___ Dataset records

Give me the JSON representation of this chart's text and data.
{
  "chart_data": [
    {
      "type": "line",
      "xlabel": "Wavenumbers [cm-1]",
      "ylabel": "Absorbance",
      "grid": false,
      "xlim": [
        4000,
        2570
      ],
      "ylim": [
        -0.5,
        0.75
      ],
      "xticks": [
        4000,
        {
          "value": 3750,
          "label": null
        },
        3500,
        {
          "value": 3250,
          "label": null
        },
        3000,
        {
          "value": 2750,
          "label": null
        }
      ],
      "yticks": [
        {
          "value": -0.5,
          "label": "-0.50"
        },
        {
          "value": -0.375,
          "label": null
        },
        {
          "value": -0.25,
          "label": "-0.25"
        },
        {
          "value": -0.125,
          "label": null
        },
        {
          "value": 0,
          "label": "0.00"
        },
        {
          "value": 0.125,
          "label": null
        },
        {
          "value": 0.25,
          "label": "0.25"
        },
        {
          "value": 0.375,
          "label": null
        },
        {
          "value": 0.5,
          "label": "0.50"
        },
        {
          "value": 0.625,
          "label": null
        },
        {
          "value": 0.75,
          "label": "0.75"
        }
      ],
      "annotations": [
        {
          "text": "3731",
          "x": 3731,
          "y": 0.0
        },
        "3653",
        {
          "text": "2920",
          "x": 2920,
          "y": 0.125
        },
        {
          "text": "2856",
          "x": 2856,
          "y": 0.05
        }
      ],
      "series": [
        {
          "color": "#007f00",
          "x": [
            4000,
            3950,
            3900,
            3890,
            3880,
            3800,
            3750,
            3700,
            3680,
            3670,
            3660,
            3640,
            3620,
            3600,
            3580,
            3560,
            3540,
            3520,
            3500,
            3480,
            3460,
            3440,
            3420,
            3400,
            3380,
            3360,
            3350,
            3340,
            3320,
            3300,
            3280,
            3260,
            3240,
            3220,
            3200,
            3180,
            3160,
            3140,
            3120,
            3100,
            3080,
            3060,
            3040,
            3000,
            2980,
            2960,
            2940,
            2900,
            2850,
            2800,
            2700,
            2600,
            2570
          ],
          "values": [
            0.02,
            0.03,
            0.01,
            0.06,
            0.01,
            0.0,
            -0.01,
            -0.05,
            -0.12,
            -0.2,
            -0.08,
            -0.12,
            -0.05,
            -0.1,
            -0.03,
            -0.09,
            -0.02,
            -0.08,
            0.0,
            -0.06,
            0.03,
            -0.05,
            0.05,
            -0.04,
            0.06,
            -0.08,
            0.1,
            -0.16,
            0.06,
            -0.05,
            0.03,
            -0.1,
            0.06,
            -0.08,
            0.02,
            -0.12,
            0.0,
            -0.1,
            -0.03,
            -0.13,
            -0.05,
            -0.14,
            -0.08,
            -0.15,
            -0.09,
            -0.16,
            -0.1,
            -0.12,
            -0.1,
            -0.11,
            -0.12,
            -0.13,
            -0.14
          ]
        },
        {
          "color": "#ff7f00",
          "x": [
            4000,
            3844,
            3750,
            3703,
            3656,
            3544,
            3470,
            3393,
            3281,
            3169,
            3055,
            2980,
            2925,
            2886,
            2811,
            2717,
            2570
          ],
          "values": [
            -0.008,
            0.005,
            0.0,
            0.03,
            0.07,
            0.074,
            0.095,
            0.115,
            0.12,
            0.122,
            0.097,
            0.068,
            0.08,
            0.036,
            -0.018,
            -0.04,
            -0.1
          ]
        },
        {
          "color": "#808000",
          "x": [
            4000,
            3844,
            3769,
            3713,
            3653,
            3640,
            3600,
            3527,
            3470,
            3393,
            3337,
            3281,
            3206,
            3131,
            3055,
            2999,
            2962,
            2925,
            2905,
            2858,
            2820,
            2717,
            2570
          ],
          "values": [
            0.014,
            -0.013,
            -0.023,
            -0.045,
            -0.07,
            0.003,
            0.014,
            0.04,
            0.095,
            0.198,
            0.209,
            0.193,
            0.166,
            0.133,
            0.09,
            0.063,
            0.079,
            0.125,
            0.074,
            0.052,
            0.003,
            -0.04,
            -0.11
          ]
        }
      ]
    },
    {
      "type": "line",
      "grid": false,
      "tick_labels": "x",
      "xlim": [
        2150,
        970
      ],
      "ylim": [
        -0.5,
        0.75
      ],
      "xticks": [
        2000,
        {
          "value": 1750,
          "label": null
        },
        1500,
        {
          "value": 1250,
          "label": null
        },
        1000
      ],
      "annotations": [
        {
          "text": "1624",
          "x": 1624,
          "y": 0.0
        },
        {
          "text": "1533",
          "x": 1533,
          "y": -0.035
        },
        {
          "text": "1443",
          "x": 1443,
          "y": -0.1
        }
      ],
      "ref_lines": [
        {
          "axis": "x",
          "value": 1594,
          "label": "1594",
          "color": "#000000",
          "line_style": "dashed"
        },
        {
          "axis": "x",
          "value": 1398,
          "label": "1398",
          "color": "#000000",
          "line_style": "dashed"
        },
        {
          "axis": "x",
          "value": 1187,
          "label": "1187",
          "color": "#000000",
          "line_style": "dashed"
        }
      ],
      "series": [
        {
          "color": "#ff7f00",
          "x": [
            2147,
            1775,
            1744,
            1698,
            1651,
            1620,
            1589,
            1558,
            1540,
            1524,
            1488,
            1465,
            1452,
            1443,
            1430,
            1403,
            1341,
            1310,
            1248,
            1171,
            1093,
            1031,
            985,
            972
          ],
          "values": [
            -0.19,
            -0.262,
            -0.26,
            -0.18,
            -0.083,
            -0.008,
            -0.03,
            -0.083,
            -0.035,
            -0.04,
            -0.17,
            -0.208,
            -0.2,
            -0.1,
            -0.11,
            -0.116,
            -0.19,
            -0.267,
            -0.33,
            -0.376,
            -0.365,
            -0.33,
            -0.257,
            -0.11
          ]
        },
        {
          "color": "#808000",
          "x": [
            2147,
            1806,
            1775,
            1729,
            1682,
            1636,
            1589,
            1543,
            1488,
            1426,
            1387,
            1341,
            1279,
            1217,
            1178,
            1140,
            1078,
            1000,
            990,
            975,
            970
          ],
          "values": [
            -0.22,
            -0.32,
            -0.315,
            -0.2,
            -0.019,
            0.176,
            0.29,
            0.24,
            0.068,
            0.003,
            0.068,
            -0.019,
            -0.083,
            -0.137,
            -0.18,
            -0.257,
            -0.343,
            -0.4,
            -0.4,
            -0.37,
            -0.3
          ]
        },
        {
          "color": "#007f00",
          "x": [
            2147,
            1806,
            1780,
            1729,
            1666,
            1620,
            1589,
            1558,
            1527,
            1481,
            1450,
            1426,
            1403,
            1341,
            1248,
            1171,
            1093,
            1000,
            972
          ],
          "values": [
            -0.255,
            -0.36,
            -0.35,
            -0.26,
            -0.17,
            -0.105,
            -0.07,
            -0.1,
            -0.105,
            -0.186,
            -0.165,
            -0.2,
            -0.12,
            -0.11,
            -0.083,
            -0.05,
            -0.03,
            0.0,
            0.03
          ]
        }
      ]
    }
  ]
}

______

● Your objective
Output all of the material, please, exactly as it stands.

● Output of the task
Give me the JSON representation of this chart's text and data.
{
  "chart_data": [
    {
      "type": "line",
      "xlabel": "Wavenumbers [cm-1]",
      "ylabel": "Absorbance",
      "grid": false,
      "xlim": [
        4000,
        2570
      ],
      "ylim": [
        -0.5,
        0.75
      ],
      "xticks": [
        4000,
        {
          "value": 3750,
          "label": null
        },
        3500,
        {
          "value": 3250,
          "label": null
        },
        3000,
        {
          "value": 2750,
          "label": null
        }
      ],
      "yticks": [
        {
          "value": -0.5,
          "label": "-0.50"
        },
        {
          "value": -0.375,
          "label": null
        },
        {
          "value": -0.25,
          "label": "-0.25"
        },
        {
          "value": -0.125,
          "label": null
        },
        {
          "value": 0,
          "label": "0.00"
        },
        {
          "value": 0.125,
          "label": null
        },
        {
          "value": 0.25,
          "label": "0.25"
        },
        {
          "value": 0.375,
          "label": null
        },
        {
          "value": 0.5,
          "label": "0.50"
        },
        {
          "value": 0.625,
          "label": null
        },
        {
          "value": 0.75,
          "label": "0.75"
        }
      ],
      "annotations": [
        {
          "text": "3731",
          "x": 3731,
          "y": 0.0
        },
        "3653",
        {
          "text": "2920",
          "x": 2920,
          "y": 0.125
        },
        {
          "text": "2856",
          "x": 2856,
          "y": 0.05
        }
      ],
      "series": [
        {
          "color": "#007f00",
          "x": [
            4000,
            3950,
            3900,
            3890,
            3880,
            3800,
            3750,
            3700,
            3680,
            3670,
            3660,
            3640,
            3620,
            3600,
            3580,
            3560,
            3540,
            3520,
            3500,
            3480,
            3460,
            3440,
            3420,
            3400,
            3380,
            3360,
            3350,
            3340,
            3320,
            3300,
            3280,
            3260,
            3240,
            3220,
            3200,
            3180,
            3160,
            3140,
            3120,
            3100,
            3080,
            3060,
            3040,
            3000,
            2980,
            2960,
            2940,
            2900,
            2850,
            2800,
            2700,
            2600,
            2570
          ],
          "values": [
            0.02,
            0.03,
            0.01,
            0.06,
            0.01,
            0.0,
            -0.01,
            -0.05,
            -0.12,
            -0.2,
            -0.08,
            -0.12,
            -0.05,
            -0.1,
            -0.03,
            -0.09,
            -0.02,
            -0.08,
            0.0,
            -0.06,
            0.03,
            -0.05,
            0.05,
            -0.04,
            0.06,
            -0.08,
            0.1,
            -0.16,
            0.06,
            -0.05,
            0.03,
            -0.1,
            0.06,
            -0.08,
            0.02,
            -0.12,
            0.0,
            -0.1,
            -0.03,
            -0.13,
            -0.05,
            -0.14,
            -0.08,
            -0.15,
            -0.09,
            -0.16,
            -0.1,
            -0.12,
            -0.1,
            -0.11,
            -0.12,
            -0.13,
            -0.14
          ]
        },
        {
          "color": "#ff7f00",
          "x": [
            4000,
            3844,
            3750,
            3703,
            3656,
            3544,
            3470,
            3393,
            3281,
            3169,
            3055,
            2980,
            2925,
            2886,
            2811,
            2717,
            2570
          ],
          "values": [
            -0.008,
            0.005,
            0.0,
            0.03,
            0.07,
            0.074,
            0.095,
            0.115,
            0.12,
            0.122,
            0.097,
            0.068,
            0.08,
            0.036,
            -0.018,
            -0.04,
            -0.1
          ]
        },
        {
          "color": "#808000",
          "x": [
            4000,
            3844,
            3769,
            3713,
            3653,
            3640,
            3600,
            3527,
            3470,
            3393,
            3337,
            3281,
            3206,
            3131,
            3055,
            2999,
            2962,
            2925,
            2905,
            2858,
            2820,
            2717,
            2570
          ],
          "values": [
            0.014,
            -0.013,
            -0.023,
            -0.045,
            -0.07,
            0.003,
            0.014,
            0.04,
            0.095,
            0.198,
            0.209,
            0.193,
            0.166,
            0.133,
            0.09,
            0.063,
            0.079,
            0.125,
            0.074,
            0.052,
            0.003,
            -0.04,
            -0.11
          ]
        }
      ]
    },
    {
      "type": "line",
      "grid": false,
      "tick_labels": "x",
      "xlim": [
        2150,
        970
      ],
      "ylim": [
        -0.5,
        0.75
      ],
      "xticks": [
        2000,
        {
          "value": 1750,
          "label": null
        },
        1500,
        {
          "value": 1250,
          "label": null
        },
        1000
      ],
      "annotations": [
        {
          "text": "1624",
          "x": 1624,
          "y": 0.0
        },
        {
          "text": "1533",
          "x": 1533,
          "y": -0.035
        },
        {
          "text": "1443",
          "x": 1443,
          "y": -0.1
        }
      ],
      "ref_lines": [
        {
          "axis": "x",
          "value": 1594,
          "label": "1594",
          "color": "#000000",
          "line_style": "dashed"
        },
        {
          "axis": "x",
          "value": 1398,
          "label": "1398",
          "color": "#000000",
          "line_style": "dashed"
        },
        {
          "axis": "x",
          "value": 1187,
          "label": "1187",
          "color": "#000000",
          "line_style": "dashed"
        }
      ],
      "series": [
        {
          "color": "#ff7f00",
          "x": [
            2147,
            1775,
            1744,
            1698,
            1651,
            1620,
            1589,
            1558,
            1540,
            1524,
            1488,
            1465,
            1452,
            1443,
            1430,
            1403,
            1341,
            1310,
            1248,
            1171,
            1093,
            1031,
            985,
            972
          ],
          "values": [
            -0.19,
            -0.262,
            -0.26,
            -0.18,
            -0.083,
            -0.008,
            -0.03,
            -0.083,
            -0.035,
            -0.04,
            -0.17,
            -0.208,
            -0.2,
            -0.1,
            -0.11,
            -0.116,
            -0.19,
            -0.267,
            -0.33,
            -0.376,
            -0.365,
            -0.33,
            -0.257,
            -0.11
          ]
        },
        {
          "color": "#808000",
          "x": [
            2147,
            1806,
            1775,
            1729,
            1682,
            1636,
            1589,
            1543,
            1488,
            1426,
            1387,
            1341,
            1279,
            1217,
            1178,
            1140,
            1078,
            1000,
            990,
            975,
            970
          ],
          "values": [
            -0.22,
            -0.32,
            -0.315,
            -0.2,
            -0.019,
            0.176,
            0.29,
            0.24,
            0.068,
            0.003,
            0.068,
            -0.019,
            -0.083,
            -0.137,
            -0.18,
            -0.257,
            -0.343,
            -0.4,
            -0.4,
            -0.37,
            -0.3
          ]
        },
        {
          "color": "#007f00",
          "x": [
            2147,
            1806,
            1780,
            1729,
            1666,
            1620,
            1589,
            1558,
            1527,
            1481,
            1450,
            1426,
            1403,
            1341,
            1248,
            1171,
            1093,
            1000,
            972
          ],
          "values": [
            -0.255,
            -0.36,
            -0.35,
            -0.26,
            -0.17,
            -0.105,
            -0.07,
            -0.1,
            -0.105,
            -0.186,
            -0.165,
            -0.2,
            -0.12,
            -0.11,
            -0.083,
            -0.05,
            -0.03,
            0.0,
            0.03
          ]
        }
      ]
    }
  ]
}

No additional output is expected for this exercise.